◆ PARTS OF THE EXERCISE ◆
1. Rewrite the stretch of the Edwin Burr Curtiss biography from "- Born: July" through "of A. G. Spalding Bros.", putting "book dealer" in place of "bookseller".
2. Write the next part of the Edwin Burr Curtiss biography, picking up after its final sentence.

◆ SELECTED PASSAGE ◆
-- begin --
- Born: July 14, 1852 Fairfield, Connecticut, US
- Died: March 30, 1928 (aged 75) Mountain Lake, Florida, US
- Resting place: Putnam Cemetery, Greenwich
- Education: Columbia Law School
- Board member of: A. G. Spalding Bros.
- Spouses: ; Carrie A. Case ​(died 1907)​ ; Virginia Henry ​(date missing)​
- Relatives: Julian Wheeler Curtiss (brother)

= Edwin Burr Curtiss =

American attorney and bookseller

Edwin Burr Curtiss (July 14, 1852 – March 30, 1928) was an American attorney, bookseller, and a director of A. G. Spalding Bros.

==Early life==
He was born on July 14, 1852, in Fairfield, Connecticut. He was the third child born to Henry Tomlinson Curtiss (1796–1876) and Mary Eliza Henderson (née Beardsley) Curtiss (1821–1886), who married in 1844. His younger brother was Julian Wheeler Curtiss, president of the Spalding sports equipment company.
-- end --
◆ ENTRIES PROVIDED ◆
-- begin --
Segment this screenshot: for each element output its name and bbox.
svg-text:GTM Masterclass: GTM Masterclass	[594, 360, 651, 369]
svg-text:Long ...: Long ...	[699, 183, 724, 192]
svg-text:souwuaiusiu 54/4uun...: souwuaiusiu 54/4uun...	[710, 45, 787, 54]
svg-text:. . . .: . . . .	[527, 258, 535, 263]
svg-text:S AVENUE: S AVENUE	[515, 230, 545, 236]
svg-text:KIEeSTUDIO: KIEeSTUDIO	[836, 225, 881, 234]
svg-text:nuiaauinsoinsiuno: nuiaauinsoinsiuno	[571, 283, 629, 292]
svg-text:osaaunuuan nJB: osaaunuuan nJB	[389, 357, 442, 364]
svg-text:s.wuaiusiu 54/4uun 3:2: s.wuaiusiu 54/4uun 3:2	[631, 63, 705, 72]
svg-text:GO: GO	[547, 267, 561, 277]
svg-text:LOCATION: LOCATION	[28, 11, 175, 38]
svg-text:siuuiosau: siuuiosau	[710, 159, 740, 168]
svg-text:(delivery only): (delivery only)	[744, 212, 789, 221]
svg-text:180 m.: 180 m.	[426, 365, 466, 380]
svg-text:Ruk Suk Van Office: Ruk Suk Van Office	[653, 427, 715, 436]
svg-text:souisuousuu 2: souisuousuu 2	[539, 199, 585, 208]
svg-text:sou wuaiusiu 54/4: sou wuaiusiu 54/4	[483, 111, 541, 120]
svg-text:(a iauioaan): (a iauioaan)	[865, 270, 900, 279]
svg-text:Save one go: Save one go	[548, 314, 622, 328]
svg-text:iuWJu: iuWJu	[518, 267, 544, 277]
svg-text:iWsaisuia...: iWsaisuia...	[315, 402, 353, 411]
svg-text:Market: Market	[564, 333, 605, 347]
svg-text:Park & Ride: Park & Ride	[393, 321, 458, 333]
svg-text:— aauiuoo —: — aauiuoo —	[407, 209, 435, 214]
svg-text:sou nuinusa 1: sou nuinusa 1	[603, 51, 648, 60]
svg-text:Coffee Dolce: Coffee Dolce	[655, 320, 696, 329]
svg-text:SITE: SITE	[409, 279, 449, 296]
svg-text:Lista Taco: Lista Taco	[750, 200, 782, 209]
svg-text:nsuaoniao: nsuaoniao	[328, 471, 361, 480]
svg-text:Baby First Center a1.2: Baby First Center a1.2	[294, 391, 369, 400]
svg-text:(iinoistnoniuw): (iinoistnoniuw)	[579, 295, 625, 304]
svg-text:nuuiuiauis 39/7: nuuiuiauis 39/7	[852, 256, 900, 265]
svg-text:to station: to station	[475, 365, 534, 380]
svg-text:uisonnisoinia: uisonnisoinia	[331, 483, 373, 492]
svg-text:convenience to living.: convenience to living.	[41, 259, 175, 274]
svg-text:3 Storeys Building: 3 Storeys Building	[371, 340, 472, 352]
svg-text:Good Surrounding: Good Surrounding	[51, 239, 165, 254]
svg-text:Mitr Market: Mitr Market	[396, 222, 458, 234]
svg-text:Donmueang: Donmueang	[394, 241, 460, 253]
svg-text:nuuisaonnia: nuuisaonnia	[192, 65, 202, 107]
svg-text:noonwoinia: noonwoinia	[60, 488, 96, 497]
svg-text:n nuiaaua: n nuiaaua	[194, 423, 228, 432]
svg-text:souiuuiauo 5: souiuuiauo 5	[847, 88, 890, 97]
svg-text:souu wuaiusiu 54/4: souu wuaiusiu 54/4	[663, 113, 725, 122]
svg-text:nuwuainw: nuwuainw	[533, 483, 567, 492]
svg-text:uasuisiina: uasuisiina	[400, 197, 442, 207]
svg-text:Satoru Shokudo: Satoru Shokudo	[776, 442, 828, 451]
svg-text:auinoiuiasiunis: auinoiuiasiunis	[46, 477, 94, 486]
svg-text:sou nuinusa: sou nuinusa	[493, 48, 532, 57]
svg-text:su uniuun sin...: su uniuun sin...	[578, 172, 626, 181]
-- end --
◆ EXPECTED RESPONSES ◆
1.
- Born: July 14, 1852 Fairfield, Connecticut, US
- Died: March 30, 1928 (aged 75) Mountain Lake, Florida, US
- Resting place: Putnam Cemetery, Greenwich
- Education: Columbia Law School
- Board member of: A. G. Spalding Bros.
- Spouses: ; Carrie A. Case ​(died 1907)​ ; Virginia Henry ​(date missing)​
- Relatives: Julian Wheeler Curtiss (brother)

= Edwin Burr Curtiss =

American attorney and book dealer

Edwin Burr Curtiss (July 14, 1852 – March 30, 1928) was an American attorney, book dealer, and a director of A. G. Spalding Bros.

2.
His maternal grandparents were Cyrus H. Beardsley and Maria (née Burr) Beardsley. His paternal grandfather was Henry Curtiss, a descendant of William Curtiss, who came to America from England about 1650 and settled at Stratford, Connecticut of which he helped found. From 1667 to 1686, he represented Stratford in the General Court and in 1672, he served as one of six commissioners with the governor John Winthrop the Younger, the deputy governor, and assistants as a War Council against the Dutch in New York, and was distinguished for bravery in King Philip's War.

After two years of studying abroad, Edwin graduated from Columbia Law School.

==Career==
After graduation from law school, he practiced law in New York City for two years before forming the firm of Cunningham, Curtiss & Welsh in 1878. The firm was a wholesale stationers and booksellers, blank book manufacturers, printers, and lithographers headquartered in San Francisco, Curtiss was based primarily in New York City. In 1892, together with his brother and others, he started the Fairfield County Golf Club in Greenwich, Connecticut.

By 1900 and at least through 1908, he was a vice president of the American Booksellers Association. He retired from the law in 1908 and was a director of A. G. Spalding Bros.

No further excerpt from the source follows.